PROBLEM DESCRIPTION
Could every line of the data be printed exactly as it reads?
======== RECORDS FOR THE TASK
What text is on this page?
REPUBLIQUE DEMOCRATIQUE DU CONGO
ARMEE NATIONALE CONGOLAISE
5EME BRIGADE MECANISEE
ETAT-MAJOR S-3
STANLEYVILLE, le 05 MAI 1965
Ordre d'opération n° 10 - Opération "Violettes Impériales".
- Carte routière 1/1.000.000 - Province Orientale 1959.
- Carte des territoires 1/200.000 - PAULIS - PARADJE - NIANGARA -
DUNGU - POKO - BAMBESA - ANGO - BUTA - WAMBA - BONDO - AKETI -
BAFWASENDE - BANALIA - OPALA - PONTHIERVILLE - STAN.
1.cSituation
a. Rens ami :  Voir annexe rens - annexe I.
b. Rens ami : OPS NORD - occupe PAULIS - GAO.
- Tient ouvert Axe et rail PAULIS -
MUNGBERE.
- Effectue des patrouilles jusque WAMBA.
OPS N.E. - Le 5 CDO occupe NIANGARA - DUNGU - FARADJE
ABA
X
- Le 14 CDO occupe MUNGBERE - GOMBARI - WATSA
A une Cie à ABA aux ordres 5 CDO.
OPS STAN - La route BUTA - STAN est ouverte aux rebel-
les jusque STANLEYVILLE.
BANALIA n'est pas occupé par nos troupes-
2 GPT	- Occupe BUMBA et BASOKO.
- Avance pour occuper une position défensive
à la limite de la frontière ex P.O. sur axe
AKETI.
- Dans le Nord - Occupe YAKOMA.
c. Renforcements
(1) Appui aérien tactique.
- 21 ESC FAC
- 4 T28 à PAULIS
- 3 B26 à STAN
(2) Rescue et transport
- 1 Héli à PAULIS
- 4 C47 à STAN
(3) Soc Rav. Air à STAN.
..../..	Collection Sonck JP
================
ANSWER FOR THIS EXERCISE
What text is on this page?
REPUBLIQUE DEMOCRATIQUE DU CONGO
ARMEE NATIONALE CONGOLAISE
5EME BRIGADE MECANISEE
ETAT-MAJOR S-3
STANLEYVILLE, le 05 MAI 1965
Ordre d'opération n° 10 - Opération "Violettes Impériales".
- Carte routière 1/1.000.000 - Province Orientale 1959.
- Carte des territoires 1/200.000 - PAULIS - PARADJE - NIANGARA -
DUNGU - POKO - BAMBESA - ANGO - BUTA - WAMBA - BONDO - AKETI -
BAFWASENDE - BANALIA - OPALA - PONTHIERVILLE - STAN.
1.cSituation
a. Rens ami :  Voir annexe rens - annexe I.
b. Rens ami : OPS NORD - occupe PAULIS - GAO.
- Tient ouvert Axe et rail PAULIS -
MUNGBERE.
- Effectue des patrouilles jusque WAMBA.
OPS N.E. - Le 5 CDO occupe NIANGARA - DUNGU - FARADJE
ABA
X
- Le 14 CDO occupe MUNGBERE - GOMBARI - WATSA
A une Cie à ABA aux ordres 5 CDO.
OPS STAN - La route BUTA - STAN est ouverte aux rebel-
les jusque STANLEYVILLE.
BANALIA n'est pas occupé par nos troupes-
2 GPT	- Occupe BUMBA et BASOKO.
- Avance pour occuper une position défensive
à la limite de la frontière ex P.O. sur axe
AKETI.
- Dans le Nord - Occupe YAKOMA.
c. Renforcements
(1) Appui aérien tactique.
- 21 ESC FAC
- 4 T28 à PAULIS
- 3 B26 à STAN
(2) Rescue et transport
- 1 Héli à PAULIS
- 4 C47 à STAN
(3) Soc Rav. Air à STAN.
..../..	Collection Sonck JP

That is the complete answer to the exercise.